» **ENUNCIADO A**: Coloque numa lista JSON de strings, uma por linha e sem linhas em branco, tudo das entradas desde a primeira até a linha que contém "menu-item[interactable]: IO手配置 ▾", ambas incluídas.
───── TRECHO FORNECIDO
Disponível na 44ª Mostra Internacional de Cinema de São Paulo em versão online, o suspense Dente por Dente (2020) representa uma aposta ousada no cinema brasileiro. Os diretores Júlio Taubkin e Pedro Arantes investem numa história em moldes hollywoodianos, incluindo cenas de ação, luta e momentos de terror envolvendo efeitos especiais.

No centro da trama está Ademar (Juliano Cazarré), segurança de uma construtora de São Paulo. Diante do sumiço inesperado de seu sócio, começa a investigar por conta própria a máfia imobiliária da cidade, descobrindo segredos que colocam sua vida em risco. Paolla Oliveira, Renata Sorrah e Aderbal Freire Filho completam o elenco. O Papo de Cinema conversou com Cazarré sobre o projeto:

 

 

Como se envolveu com o projeto?
──────────
───── INFORMAÇÕES EXTRAÍDAS
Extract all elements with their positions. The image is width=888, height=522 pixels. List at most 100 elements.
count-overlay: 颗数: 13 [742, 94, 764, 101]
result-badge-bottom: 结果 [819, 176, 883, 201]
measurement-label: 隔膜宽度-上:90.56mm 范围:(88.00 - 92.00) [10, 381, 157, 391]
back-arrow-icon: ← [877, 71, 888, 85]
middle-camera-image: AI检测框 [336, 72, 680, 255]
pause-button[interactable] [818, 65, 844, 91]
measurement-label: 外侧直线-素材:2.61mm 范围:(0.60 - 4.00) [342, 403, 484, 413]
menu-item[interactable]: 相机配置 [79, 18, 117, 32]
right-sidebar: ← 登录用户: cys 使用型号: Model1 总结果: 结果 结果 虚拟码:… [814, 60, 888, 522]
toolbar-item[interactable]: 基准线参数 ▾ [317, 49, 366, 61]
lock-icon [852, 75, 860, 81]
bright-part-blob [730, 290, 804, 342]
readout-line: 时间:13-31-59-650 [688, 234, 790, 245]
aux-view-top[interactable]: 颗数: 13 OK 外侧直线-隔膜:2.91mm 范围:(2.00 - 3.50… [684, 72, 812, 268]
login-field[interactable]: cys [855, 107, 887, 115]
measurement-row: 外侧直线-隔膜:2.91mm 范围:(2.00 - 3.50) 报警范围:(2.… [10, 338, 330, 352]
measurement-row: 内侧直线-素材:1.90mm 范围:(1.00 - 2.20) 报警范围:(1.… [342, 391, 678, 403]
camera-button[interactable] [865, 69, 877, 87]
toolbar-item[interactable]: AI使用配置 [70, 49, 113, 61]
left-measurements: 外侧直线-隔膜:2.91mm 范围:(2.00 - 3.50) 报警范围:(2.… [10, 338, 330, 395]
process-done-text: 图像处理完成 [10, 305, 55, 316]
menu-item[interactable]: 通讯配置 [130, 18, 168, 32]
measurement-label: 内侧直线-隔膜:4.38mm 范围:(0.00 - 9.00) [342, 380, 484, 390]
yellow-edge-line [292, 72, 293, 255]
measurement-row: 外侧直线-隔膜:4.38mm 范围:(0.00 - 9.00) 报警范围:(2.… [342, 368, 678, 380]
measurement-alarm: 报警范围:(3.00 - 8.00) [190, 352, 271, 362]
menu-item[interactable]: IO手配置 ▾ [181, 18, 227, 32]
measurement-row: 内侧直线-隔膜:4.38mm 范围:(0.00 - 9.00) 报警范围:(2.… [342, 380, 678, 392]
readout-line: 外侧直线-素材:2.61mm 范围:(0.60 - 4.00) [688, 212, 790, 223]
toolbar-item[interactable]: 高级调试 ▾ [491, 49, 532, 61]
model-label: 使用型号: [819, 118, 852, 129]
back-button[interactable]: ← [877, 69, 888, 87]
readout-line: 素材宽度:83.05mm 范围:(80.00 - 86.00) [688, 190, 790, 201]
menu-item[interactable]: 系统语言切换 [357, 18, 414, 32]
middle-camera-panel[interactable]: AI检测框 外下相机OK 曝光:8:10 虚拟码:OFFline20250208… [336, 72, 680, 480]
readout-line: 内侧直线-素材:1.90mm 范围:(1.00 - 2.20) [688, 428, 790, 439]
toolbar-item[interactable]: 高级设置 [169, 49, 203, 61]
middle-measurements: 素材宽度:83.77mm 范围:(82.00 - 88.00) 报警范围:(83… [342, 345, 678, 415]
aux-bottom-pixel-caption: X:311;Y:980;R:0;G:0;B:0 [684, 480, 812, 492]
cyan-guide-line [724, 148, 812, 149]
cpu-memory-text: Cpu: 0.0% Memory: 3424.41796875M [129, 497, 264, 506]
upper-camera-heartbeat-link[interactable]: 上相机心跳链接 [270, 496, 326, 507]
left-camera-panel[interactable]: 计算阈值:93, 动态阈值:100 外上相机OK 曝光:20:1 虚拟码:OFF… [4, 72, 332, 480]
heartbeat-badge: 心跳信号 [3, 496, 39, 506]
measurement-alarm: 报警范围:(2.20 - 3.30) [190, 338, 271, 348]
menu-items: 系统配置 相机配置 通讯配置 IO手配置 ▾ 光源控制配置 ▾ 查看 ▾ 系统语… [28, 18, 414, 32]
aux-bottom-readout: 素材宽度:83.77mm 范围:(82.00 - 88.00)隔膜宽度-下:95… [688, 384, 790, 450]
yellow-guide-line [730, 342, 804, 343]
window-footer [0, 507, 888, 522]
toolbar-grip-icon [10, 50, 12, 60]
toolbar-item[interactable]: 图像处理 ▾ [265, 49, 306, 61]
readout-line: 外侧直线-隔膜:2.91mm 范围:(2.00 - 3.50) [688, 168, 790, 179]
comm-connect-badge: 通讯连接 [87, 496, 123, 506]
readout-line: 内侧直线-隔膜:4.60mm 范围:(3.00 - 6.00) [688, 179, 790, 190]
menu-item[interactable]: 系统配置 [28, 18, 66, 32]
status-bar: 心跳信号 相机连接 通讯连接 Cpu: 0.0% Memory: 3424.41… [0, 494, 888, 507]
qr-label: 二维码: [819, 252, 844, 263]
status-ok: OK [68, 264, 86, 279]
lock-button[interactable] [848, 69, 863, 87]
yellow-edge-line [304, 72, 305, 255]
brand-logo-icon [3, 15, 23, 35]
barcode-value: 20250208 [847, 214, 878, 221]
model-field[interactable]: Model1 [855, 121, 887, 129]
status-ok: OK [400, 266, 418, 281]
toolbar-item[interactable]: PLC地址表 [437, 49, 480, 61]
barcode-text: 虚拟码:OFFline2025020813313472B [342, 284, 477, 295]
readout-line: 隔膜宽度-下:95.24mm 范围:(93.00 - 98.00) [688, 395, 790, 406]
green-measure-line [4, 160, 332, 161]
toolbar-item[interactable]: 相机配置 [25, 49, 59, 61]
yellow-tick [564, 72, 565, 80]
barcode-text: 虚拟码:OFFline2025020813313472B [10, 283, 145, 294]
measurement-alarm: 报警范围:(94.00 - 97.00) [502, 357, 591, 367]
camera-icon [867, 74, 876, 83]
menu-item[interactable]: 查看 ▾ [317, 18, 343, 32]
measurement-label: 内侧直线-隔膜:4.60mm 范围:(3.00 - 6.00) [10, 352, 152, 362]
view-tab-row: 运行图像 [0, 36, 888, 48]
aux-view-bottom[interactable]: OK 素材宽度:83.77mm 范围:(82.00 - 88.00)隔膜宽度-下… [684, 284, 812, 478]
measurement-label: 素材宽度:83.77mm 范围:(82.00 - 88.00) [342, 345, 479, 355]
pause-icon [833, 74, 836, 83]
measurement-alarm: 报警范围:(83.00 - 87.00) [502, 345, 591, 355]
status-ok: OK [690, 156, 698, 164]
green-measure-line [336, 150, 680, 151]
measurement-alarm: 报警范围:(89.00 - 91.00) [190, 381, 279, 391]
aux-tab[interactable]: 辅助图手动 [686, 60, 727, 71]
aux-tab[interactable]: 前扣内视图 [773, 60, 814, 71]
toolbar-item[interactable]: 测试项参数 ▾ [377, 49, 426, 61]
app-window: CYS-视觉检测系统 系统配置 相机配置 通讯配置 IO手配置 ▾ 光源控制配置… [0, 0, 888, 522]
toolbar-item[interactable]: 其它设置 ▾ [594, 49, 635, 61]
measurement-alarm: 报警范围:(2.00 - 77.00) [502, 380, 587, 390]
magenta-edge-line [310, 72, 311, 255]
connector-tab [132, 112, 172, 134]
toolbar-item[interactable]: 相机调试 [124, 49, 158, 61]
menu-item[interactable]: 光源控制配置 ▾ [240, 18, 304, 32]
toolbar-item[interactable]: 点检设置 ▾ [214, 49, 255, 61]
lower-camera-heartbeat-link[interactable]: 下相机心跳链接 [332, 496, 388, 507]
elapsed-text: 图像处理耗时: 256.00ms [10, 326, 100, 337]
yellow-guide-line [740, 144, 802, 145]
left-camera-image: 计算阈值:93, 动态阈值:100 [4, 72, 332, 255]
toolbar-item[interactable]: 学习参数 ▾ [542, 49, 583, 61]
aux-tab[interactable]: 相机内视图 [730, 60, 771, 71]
──────────
» **ENUNCIADO B**: De acordo com o trecho fornecido sobre Dente por Dente, qual é a ocupação de Ademar?

» **RESULTADO DA TAREFA A**:
[
  "Extract all elements with their positions. The image is width=888, height=522 pixels. List at most 100 elements.",
  "count-overlay: 颗数: 13 [742, 94, 764, 101]",
  "result-badge-bottom: 结果 [819, 176, 883, 201]",
  "measurement-label: 隔膜宽度-上:90.56mm 范围:(88.00 - 92.00) [10, 381, 157, 391]",
  "back-arrow-icon: ← [877, 71, 888, 85]",
  "middle-camera-image: AI检测框 [336, 72, 680, 255]",
  "pause-button[interactable] [818, 65, 844, 91]",
  "measurement-label: 外侧直线-素材:2.61mm 范围:(0.60 - 4.00) [342, 403, 484, 413]",
  "menu-item[interactable]: 相机配置 [79, 18, 117, 32]",
  "right-sidebar: ← 登录用户: cys 使用型号: Model1 总结果: 结果 结果 虚拟码:… [814, 60, 888, 522]",
  "toolbar-item[interactable]: 基准线参数 ▾ [317, 49, 366, 61]",
  "lock-icon [852, 75, 860, 81]",
  "bright-part-blob [730, 290, 804, 342]",
  "readout-line: 时间:13-31-59-650 [688, 234, 790, 245]",
  "aux-view-top[interactable]: 颗数: 13 OK 外侧直线-隔膜:2.91mm 范围:(2.00 - 3.50… [684, 72, 812, 268]",
  "login-field[interactable]: cys [855, 107, 887, 115]",
  "measurement-row: 外侧直线-隔膜:2.91mm 范围:(2.00 - 3.50) 报警范围:(2.… [10, 338, 330, 352]",
  "measurement-row: 内侧直线-素材:1.90mm 范围:(1.00 - 2.20) 报警范围:(1.… [342, 391, 678, 403]",
  "camera-button[interactable] [865, 69, 877, 87]",
  "toolbar-item[interactable]: AI使用配置 [70, 49, 113, 61]",
  "left-measurements: 外侧直线-隔膜:2.91mm 范围:(2.00 - 3.50) 报警范围:(2.… [10, 338, 330, 395]",
  "process-done-text: 图像处理完成 [10, 305, 55, 316]",
  "menu-item[interactable]: 通讯配置 [130, 18, 168, 32]",
  "measurement-label: 内侧直线-隔膜:4.38mm 范围:(0.00 - 9.00) [342, 380, 484, 390]",
  "yellow-edge-line [292, 72, 293, 255]",
  "measurement-row: 外侧直线-隔膜:4.38mm 范围:(0.00 - 9.00) 报警范围:(2.… [342, 368, 678, 380]",
  "measurement-alarm: 报警范围:(3.00 - 8.00) [190, 352, 271, 362]",
  "menu-item[interactable]: IO手配置 ▾ [181, 18, 227, 32]"
]

» **RESULTADO DA TAREFA B**: Ele é segurança de uma construtora de São Paulo.